### Your goal
Do these three statements agree with the 1861 news excerpt below? Answer yes or no for each and quote the words from the excerpt that decide it. 1. The Essex and Suffolk Free Press had a weekly circulation of about 6,500 copies. 2. George Parminter survived being thrown under the cart. 3. John Cranfield was fined 10s.
___ Excerpt ___
John Cranfield was charged with trespassing on the land of Mr White a farmer of Lt Yeldham, Thomas Angell said he saw the defendant in one of his master's fields and standing in the ditch was John White with a ferret, he saw a rabbit come out and it ran away but the dog caught it. Defendant said he had got no work and he must get a living. 5s with 7s 6d costs. White has absconded.

November 7th 1861

Advert. The Essex and Suffolk Free Press have a circulation of around 6,500 copies per week.

November 14th 1861

During the last week 2 or 3 sheep have been stolen from Mr Harding of Gt Henny, and Mr Gardiner of Borley, a fat sheep belonging to Mr Coote of Smeetham Hall was slain with the heads and entrails left in the next field.

December 5th 1861

Alphampstone. On Friday last an accident befell a lad named George Parminter who is in the employ of Mr Cressel a carrier of Halsted, the poor boy had been sent to Bures with a donkey and cart, when near Mr Stock's farm the donkey ran up the bank on the side of the road and upset the cart with the boy falling under it, help was at hand immediately but it was found the boy was dead, his neck was broken.
___ Information supplied ___
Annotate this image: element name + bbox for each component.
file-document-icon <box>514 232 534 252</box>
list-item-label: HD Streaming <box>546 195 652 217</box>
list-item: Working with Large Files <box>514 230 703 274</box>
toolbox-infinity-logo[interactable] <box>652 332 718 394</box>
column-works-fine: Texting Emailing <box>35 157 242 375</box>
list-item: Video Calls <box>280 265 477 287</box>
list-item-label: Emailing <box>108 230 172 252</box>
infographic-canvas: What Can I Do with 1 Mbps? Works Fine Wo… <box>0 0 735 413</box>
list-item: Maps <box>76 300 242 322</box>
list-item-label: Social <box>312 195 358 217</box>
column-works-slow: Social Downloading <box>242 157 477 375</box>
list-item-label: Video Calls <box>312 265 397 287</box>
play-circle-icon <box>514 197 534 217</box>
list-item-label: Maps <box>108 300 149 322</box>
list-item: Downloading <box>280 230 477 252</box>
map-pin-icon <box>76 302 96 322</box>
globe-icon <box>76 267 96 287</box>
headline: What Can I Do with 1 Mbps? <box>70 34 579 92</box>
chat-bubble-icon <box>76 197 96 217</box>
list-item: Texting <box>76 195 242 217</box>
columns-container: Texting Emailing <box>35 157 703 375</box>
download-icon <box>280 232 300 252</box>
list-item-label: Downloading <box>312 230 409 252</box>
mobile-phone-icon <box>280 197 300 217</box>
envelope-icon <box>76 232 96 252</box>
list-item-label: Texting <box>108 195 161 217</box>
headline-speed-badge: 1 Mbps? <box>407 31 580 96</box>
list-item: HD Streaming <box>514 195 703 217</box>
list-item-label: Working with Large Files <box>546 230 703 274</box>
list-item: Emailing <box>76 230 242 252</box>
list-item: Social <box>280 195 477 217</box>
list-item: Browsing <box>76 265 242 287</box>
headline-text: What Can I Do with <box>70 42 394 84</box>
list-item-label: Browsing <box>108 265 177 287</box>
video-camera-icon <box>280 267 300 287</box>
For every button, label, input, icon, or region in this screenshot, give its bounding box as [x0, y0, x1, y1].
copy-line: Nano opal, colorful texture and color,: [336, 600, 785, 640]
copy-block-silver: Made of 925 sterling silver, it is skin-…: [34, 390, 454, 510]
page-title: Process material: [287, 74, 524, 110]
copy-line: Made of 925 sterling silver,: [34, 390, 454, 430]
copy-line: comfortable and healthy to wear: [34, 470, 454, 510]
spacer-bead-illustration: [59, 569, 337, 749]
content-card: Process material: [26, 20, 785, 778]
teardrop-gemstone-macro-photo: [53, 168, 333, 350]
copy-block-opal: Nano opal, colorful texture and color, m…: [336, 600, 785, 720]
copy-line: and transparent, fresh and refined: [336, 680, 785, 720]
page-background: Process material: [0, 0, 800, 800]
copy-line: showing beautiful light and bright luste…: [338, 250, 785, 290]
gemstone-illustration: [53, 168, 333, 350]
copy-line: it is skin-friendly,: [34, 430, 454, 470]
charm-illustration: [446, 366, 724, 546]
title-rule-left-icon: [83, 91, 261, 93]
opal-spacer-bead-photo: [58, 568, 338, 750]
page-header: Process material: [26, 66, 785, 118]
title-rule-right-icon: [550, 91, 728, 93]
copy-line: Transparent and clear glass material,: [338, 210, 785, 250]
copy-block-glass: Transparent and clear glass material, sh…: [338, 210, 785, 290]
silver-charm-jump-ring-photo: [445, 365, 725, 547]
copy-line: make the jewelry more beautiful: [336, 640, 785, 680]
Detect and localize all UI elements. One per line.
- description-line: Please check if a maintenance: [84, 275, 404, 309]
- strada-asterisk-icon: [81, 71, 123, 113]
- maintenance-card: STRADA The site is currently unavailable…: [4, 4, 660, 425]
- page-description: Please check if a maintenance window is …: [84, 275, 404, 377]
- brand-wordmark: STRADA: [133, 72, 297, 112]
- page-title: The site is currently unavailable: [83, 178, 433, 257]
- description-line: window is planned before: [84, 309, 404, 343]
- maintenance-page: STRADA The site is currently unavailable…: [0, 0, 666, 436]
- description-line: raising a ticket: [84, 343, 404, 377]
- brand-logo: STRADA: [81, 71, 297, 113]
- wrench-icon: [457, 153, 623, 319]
___
### Exercise result
1. Yes: "The Essex and Suffolk Free Press have a circulation of around 6,500 copies per week."
2. No: "it was found the boy was dead, his neck was broken."
3. No: "5s with 7s 6d costs."